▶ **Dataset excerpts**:
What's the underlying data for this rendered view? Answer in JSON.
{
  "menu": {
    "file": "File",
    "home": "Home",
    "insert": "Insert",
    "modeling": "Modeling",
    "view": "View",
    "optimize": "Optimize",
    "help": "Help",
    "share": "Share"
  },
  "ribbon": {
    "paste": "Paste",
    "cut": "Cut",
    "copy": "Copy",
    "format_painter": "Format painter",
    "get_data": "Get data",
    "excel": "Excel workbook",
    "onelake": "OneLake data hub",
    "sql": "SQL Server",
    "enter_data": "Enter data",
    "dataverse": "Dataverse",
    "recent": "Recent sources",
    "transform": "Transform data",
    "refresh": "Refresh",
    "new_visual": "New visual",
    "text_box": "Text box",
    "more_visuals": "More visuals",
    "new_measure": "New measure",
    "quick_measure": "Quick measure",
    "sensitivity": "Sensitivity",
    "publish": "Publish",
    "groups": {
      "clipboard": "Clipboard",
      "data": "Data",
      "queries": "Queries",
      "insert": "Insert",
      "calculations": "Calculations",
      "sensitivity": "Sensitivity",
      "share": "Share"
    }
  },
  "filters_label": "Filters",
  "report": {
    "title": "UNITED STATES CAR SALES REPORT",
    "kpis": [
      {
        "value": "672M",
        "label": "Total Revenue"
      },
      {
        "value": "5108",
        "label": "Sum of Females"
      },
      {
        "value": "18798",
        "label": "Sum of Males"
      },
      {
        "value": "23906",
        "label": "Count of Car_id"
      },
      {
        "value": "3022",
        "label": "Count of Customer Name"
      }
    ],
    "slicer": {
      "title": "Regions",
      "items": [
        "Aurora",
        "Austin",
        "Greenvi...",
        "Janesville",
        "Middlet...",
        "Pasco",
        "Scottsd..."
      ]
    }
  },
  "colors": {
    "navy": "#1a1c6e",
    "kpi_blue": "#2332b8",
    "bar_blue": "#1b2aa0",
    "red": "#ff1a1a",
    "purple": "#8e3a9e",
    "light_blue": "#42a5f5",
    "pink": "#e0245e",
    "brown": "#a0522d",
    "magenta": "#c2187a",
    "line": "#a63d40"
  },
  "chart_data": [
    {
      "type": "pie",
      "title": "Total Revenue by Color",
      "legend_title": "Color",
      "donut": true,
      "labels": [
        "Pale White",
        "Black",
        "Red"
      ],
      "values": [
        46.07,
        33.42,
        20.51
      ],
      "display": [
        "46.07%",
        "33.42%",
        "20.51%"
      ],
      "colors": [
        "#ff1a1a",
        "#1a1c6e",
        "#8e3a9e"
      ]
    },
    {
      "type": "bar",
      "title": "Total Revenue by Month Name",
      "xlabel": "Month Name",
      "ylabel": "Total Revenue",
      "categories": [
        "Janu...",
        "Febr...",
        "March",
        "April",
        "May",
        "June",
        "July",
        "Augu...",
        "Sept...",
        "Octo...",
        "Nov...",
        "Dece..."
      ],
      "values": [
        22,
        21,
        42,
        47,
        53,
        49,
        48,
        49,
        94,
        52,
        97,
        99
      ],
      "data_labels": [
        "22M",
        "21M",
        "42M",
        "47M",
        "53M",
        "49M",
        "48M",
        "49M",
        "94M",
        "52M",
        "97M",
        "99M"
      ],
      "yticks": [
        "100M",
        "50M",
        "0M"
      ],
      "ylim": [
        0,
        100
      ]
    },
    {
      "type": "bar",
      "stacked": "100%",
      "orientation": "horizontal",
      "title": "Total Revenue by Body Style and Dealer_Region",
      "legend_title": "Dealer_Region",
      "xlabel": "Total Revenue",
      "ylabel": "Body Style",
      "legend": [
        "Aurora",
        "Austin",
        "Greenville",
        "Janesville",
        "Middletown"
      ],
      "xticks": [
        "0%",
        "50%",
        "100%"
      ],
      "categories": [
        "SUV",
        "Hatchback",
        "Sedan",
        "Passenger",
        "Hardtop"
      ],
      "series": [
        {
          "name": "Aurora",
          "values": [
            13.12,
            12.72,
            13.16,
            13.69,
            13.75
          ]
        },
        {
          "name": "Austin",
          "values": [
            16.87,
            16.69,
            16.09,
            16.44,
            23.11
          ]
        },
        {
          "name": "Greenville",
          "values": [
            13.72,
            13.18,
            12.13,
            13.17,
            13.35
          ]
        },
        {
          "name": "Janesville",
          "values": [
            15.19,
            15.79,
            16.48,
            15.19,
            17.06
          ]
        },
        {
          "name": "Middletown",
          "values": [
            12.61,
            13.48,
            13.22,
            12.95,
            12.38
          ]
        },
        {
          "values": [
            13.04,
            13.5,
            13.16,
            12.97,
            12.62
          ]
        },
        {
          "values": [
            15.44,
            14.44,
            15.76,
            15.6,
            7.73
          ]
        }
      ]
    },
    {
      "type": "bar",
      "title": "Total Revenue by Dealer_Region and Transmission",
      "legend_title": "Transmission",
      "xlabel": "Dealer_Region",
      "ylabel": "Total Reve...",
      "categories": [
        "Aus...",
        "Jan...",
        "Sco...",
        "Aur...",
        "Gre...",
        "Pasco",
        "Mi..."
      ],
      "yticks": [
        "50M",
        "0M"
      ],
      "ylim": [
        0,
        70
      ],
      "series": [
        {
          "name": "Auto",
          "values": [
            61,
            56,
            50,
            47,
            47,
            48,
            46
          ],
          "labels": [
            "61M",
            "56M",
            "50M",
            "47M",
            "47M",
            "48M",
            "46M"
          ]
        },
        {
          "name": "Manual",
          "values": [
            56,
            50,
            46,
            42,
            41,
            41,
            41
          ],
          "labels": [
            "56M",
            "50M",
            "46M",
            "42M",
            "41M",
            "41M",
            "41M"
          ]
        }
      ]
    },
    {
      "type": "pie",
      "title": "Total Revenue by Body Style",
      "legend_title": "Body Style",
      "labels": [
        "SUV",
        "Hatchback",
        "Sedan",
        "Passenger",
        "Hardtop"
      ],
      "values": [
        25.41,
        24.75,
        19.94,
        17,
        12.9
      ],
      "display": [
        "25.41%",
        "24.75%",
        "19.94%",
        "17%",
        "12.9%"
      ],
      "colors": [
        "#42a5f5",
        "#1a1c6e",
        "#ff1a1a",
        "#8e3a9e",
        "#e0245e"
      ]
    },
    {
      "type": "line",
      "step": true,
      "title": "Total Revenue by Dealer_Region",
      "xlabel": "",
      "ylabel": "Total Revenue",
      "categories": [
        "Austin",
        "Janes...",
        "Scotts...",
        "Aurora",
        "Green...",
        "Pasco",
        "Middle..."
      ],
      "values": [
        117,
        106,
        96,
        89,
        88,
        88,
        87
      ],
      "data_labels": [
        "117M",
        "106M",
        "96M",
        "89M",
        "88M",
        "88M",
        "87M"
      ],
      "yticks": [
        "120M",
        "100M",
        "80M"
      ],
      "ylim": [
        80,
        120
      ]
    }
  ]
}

▶ **Problem description**:
Would you reproduce the material above in full, exactly as given?

▶ **The result**:
What's the underlying data for this rendered view? Answer in JSON.
{
  "menu": {
    "file": "File",
    "home": "Home",
    "insert": "Insert",
    "modeling": "Modeling",
    "view": "View",
    "optimize": "Optimize",
    "help": "Help",
    "share": "Share"
  },
  "ribbon": {
    "paste": "Paste",
    "cut": "Cut",
    "copy": "Copy",
    "format_painter": "Format painter",
    "get_data": "Get data",
    "excel": "Excel workbook",
    "onelake": "OneLake data hub",
    "sql": "SQL Server",
    "enter_data": "Enter data",
    "dataverse": "Dataverse",
    "recent": "Recent sources",
    "transform": "Transform data",
    "refresh": "Refresh",
    "new_visual": "New visual",
    "text_box": "Text box",
    "more_visuals": "More visuals",
    "new_measure": "New measure",
    "quick_measure": "Quick measure",
    "sensitivity": "Sensitivity",
    "publish": "Publish",
    "groups": {
      "clipboard": "Clipboard",
      "data": "Data",
      "queries": "Queries",
      "insert": "Insert",
      "calculations": "Calculations",
      "sensitivity": "Sensitivity",
      "share": "Share"
    }
  },
  "filters_label": "Filters",
  "report": {
    "title": "UNITED STATES CAR SALES REPORT",
    "kpis": [
      {
        "value": "672M",
        "label": "Total Revenue"
      },
      {
        "value": "5108",
        "label": "Sum of Females"
      },
      {
        "value": "18798",
        "label": "Sum of Males"
      },
      {
        "value": "23906",
        "label": "Count of Car_id"
      },
      {
        "value": "3022",
        "label": "Count of Customer Name"
      }
    ],
    "slicer": {
      "title": "Regions",
      "items": [
        "Aurora",
        "Austin",
        "Greenvi...",
        "Janesville",
        "Middlet...",
        "Pasco",
        "Scottsd..."
      ]
    }
  },
  "colors": {
    "navy": "#1a1c6e",
    "kpi_blue": "#2332b8",
    "bar_blue": "#1b2aa0",
    "red": "#ff1a1a",
    "purple": "#8e3a9e",
    "light_blue": "#42a5f5",
    "pink": "#e0245e",
    "brown": "#a0522d",
    "magenta": "#c2187a",
    "line": "#a63d40"
  },
  "chart_data": [
    {
      "type": "pie",
      "title": "Total Revenue by Color",
      "legend_title": "Color",
      "donut": true,
      "labels": [
        "Pale White",
        "Black",
        "Red"
      ],
      "values": [
        46.07,
        33.42,
        20.51
      ],
      "display": [
        "46.07%",
        "33.42%",
        "20.51%"
      ],
      "colors": [
        "#ff1a1a",
        "#1a1c6e",
        "#8e3a9e"
      ]
    },
    {
      "type": "bar",
      "title": "Total Revenue by Month Name",
      "xlabel": "Month Name",
      "ylabel": "Total Revenue",
      "categories": [
        "Janu...",
        "Febr...",
        "March",
        "April",
        "May",
        "June",
        "July",
        "Augu...",
        "Sept...",
        "Octo...",
        "Nov...",
        "Dece..."
      ],
      "values": [
        22,
        21,
        42,
        47,
        53,
        49,
        48,
        49,
        94,
        52,
        97,
        99
      ],
      "data_labels": [
        "22M",
        "21M",
        "42M",
        "47M",
        "53M",
        "49M",
        "48M",
        "49M",
        "94M",
        "52M",
        "97M",
        "99M"
      ],
      "yticks": [
        "100M",
        "50M",
        "0M"
      ],
      "ylim": [
        0,
        100
      ]
    },
    {
      "type": "bar",
      "stacked": "100%",
      "orientation": "horizontal",
      "title": "Total Revenue by Body Style and Dealer_Region",
      "legend_title": "Dealer_Region",
      "xlabel": "Total Revenue",
      "ylabel": "Body Style",
      "legend": [
        "Aurora",
        "Austin",
        "Greenville",
        "Janesville",
        "Middletown"
      ],
      "xticks": [
        "0%",
        "50%",
        "100%"
      ],
      "categories": [
        "SUV",
        "Hatchback",
        "Sedan",
        "Passenger",
        "Hardtop"
      ],
      "series": [
        {
          "name": "Aurora",
          "values": [
            13.12,
            12.72,
            13.16,
            13.69,
            13.75
          ]
        },
        {
          "name": "Austin",
          "values": [
            16.87,
            16.69,
            16.09,
            16.44,
            23.11
          ]
        },
        {
          "name": "Greenville",
          "values": [
            13.72,
            13.18,
            12.13,
            13.17,
            13.35
          ]
        },
        {
          "name": "Janesville",
          "values": [
            15.19,
            15.79,
            16.48,
            15.19,
            17.06
          ]
        },
        {
          "name": "Middletown",
          "values": [
            12.61,
            13.48,
            13.22,
            12.95,
            12.38
          ]
        },
        {
          "values": [
            13.04,
            13.5,
            13.16,
            12.97,
            12.62
          ]
        },
        {
          "values": [
            15.44,
            14.44,
            15.76,
            15.6,
            7.73
          ]
        }
      ]
    },
    {
      "type": "bar",
      "title": "Total Revenue by Dealer_Region and Transmission",
      "legend_title": "Transmission",
      "xlabel": "Dealer_Region",
      "ylabel": "Total Reve...",
      "categories": [
        "Aus...",
        "Jan...",
        "Sco...",
        "Aur...",
        "Gre...",
        "Pasco",
        "Mi..."
      ],
      "yticks": [
        "50M",
        "0M"
      ],
      "ylim": [
        0,
        70
      ],
      "series": [
        {
          "name": "Auto",
          "values": [
            61,
            56,
            50,
            47,
            47,
            48,
            46
          ],
          "labels": [
            "61M",
            "56M",
            "50M",
            "47M",
            "47M",
            "48M",
            "46M"
          ]
        },
        {
          "name": "Manual",
          "values": [
            56,
            50,
            46,
            42,
            41,
            41,
            41
          ],
          "labels": [
            "56M",
            "50M",
            "46M",
            "42M",
            "41M",
            "41M",
            "41M"
          ]
        }
      ]
    },
    {
      "type": "pie",
      "title": "Total Revenue by Body Style",
      "legend_title": "Body Style",
      "labels": [
        "SUV",
        "Hatchback",
        "Sedan",
        "Passenger",
        "Hardtop"
      ],
      "values": [
        25.41,
        24.75,
        19.94,
        17,
        12.9
      ],
      "display": [
        "25.41%",
        "24.75%",
        "19.94%",
        "17%",
        "12.9%"
      ],
      "colors": [
        "#42a5f5",
        "#1a1c6e",
        "#ff1a1a",
        "#8e3a9e",
        "#e0245e"
      ]
    },
    {
      "type": "line",
      "step": true,
      "title": "Total Revenue by Dealer_Region",
      "xlabel": "",
      "ylabel": "Total Revenue",
      "categories": [
        "Austin",
        "Janes...",
        "Scotts...",
        "Aurora",
        "Green...",
        "Pasco",
        "Middle..."
      ],
      "values": [
        117,
        106,
        96,
        89,
        88,
        88,
        87
      ],
      "data_labels": [
        "117M",
        "106M",
        "96M",
        "89M",
        "88M",
        "88M",
        "87M"
      ],
      "yticks": [
        "120M",
        "100M",
        "80M"
      ],
      "ylim": [
        80,
        120
      ]
    }
  ]
}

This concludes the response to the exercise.